From the listing below, extract every line containing "JSON".

(Dataset rows about figures)
◇ ◇ ◇

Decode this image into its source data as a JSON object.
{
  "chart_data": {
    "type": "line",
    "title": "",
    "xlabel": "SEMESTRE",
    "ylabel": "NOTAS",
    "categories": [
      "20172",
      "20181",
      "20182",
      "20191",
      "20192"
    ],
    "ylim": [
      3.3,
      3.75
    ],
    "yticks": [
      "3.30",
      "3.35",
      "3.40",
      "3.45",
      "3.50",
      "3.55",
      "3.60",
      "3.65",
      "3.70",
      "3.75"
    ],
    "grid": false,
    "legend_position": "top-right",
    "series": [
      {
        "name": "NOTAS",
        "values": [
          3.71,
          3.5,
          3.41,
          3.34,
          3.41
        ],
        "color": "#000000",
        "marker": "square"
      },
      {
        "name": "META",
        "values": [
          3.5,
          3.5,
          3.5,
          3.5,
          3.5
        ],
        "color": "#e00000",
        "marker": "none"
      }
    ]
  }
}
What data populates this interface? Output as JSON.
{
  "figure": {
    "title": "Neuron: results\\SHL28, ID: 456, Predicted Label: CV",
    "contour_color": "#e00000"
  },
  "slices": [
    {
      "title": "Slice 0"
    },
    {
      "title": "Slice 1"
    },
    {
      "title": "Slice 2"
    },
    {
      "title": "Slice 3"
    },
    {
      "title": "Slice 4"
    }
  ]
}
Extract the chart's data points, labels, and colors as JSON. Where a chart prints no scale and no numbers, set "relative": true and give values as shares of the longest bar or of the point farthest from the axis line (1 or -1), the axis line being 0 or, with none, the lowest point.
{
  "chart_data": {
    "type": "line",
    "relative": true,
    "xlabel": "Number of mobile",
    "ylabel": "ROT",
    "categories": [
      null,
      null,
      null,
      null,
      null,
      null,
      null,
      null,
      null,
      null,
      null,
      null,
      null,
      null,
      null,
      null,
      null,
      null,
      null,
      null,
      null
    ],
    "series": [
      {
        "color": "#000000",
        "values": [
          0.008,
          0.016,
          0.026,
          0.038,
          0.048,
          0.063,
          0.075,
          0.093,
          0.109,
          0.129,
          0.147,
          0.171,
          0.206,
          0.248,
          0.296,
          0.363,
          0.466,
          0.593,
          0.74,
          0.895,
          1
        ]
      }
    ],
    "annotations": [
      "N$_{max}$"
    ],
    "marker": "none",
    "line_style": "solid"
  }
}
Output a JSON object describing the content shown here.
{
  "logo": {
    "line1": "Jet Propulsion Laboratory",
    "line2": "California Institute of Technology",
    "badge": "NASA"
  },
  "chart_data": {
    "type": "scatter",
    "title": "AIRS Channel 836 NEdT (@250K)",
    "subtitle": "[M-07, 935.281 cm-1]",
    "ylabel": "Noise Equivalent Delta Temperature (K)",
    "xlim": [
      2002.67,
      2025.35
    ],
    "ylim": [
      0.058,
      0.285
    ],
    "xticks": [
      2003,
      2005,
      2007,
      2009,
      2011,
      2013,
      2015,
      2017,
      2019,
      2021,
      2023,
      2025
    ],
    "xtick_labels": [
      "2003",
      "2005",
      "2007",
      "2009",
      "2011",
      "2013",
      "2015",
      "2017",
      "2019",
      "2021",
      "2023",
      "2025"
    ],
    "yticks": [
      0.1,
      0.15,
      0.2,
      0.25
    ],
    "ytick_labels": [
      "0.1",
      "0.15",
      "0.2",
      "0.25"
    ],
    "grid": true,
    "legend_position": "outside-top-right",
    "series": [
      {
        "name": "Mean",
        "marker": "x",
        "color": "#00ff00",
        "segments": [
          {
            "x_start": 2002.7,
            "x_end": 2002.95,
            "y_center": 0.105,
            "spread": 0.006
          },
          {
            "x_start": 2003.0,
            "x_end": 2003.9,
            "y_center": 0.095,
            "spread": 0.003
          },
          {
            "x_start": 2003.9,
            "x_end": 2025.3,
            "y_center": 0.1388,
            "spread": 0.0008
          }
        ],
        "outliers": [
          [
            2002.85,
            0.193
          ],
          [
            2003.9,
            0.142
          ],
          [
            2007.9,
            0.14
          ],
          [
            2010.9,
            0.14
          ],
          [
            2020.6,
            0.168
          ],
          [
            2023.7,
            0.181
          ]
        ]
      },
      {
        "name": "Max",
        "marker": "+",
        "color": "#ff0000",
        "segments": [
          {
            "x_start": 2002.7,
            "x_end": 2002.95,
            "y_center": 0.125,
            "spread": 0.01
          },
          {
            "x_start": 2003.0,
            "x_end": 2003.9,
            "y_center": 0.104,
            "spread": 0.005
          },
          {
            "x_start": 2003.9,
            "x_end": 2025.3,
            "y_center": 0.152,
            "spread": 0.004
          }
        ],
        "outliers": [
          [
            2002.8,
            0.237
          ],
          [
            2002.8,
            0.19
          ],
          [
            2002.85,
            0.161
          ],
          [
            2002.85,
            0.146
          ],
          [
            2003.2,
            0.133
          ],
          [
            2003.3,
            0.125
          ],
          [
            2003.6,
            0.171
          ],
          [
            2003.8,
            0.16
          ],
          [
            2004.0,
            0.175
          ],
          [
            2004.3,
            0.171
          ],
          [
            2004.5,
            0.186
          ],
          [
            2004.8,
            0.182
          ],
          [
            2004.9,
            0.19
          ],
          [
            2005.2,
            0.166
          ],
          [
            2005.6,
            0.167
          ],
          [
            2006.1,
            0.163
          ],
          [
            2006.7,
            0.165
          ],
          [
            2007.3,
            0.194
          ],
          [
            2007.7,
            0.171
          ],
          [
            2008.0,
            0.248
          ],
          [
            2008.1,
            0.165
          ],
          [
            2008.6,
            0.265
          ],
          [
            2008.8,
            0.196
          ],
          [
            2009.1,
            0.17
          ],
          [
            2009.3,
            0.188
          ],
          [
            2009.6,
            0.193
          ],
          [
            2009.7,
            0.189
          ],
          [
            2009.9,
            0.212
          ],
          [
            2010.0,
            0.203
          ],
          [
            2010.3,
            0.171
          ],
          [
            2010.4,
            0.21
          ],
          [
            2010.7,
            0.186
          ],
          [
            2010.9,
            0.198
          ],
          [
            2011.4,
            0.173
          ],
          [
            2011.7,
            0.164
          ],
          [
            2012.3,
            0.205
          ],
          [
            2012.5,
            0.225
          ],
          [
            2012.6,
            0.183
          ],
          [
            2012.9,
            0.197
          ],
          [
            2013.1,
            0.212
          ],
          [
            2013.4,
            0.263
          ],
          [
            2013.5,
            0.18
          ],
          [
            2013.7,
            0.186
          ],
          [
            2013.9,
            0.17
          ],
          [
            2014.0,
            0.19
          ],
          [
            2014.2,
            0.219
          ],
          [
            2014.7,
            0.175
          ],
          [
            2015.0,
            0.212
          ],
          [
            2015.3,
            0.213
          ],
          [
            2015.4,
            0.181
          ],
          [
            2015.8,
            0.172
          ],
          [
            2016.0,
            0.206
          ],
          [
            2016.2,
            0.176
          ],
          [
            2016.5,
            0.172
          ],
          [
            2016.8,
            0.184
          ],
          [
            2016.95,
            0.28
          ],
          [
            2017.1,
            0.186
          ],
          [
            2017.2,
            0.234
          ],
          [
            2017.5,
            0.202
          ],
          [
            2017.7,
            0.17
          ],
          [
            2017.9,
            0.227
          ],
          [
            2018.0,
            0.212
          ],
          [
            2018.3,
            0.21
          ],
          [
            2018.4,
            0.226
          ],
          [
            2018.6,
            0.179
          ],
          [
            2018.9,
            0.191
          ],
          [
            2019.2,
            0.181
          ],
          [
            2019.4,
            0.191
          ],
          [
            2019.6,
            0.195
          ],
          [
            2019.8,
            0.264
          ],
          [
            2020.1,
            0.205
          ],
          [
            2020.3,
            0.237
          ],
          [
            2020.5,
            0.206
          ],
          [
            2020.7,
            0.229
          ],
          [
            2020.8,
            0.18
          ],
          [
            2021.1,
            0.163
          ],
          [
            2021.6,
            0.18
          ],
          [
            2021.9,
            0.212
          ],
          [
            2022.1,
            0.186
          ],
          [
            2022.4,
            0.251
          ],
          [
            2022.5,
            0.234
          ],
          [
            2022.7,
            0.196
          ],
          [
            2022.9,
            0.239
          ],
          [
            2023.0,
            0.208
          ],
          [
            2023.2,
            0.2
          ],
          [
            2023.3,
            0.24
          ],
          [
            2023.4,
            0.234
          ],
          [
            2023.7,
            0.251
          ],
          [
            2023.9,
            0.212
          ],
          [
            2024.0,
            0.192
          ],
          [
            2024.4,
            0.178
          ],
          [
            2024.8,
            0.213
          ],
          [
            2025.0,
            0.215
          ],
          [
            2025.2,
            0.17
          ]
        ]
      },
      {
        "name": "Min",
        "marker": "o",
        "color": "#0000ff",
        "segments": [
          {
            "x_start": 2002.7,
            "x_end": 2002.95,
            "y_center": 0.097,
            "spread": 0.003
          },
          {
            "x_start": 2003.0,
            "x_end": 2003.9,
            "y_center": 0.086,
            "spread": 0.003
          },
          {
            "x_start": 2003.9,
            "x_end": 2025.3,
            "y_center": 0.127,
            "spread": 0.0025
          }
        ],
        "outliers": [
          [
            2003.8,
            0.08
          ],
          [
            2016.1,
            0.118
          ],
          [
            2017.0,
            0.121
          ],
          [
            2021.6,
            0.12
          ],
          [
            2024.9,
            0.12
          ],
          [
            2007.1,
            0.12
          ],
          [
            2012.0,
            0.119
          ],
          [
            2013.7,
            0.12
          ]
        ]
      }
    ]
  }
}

◇ ◇ ◇

** Worked answer **
Decode this image into its source data as a JSON object.
What data populates this interface? Output as JSON.
Extract the chart's data points, labels, and colors as JSON. Where a chart prints no scale and no numbers, set "relative": true and give values as shares of the longest bar or of the point farthest from the axis line (1 or -1), the axis line being 0 or, with none, the lowest point.
Output a JSON object describing the content shown here.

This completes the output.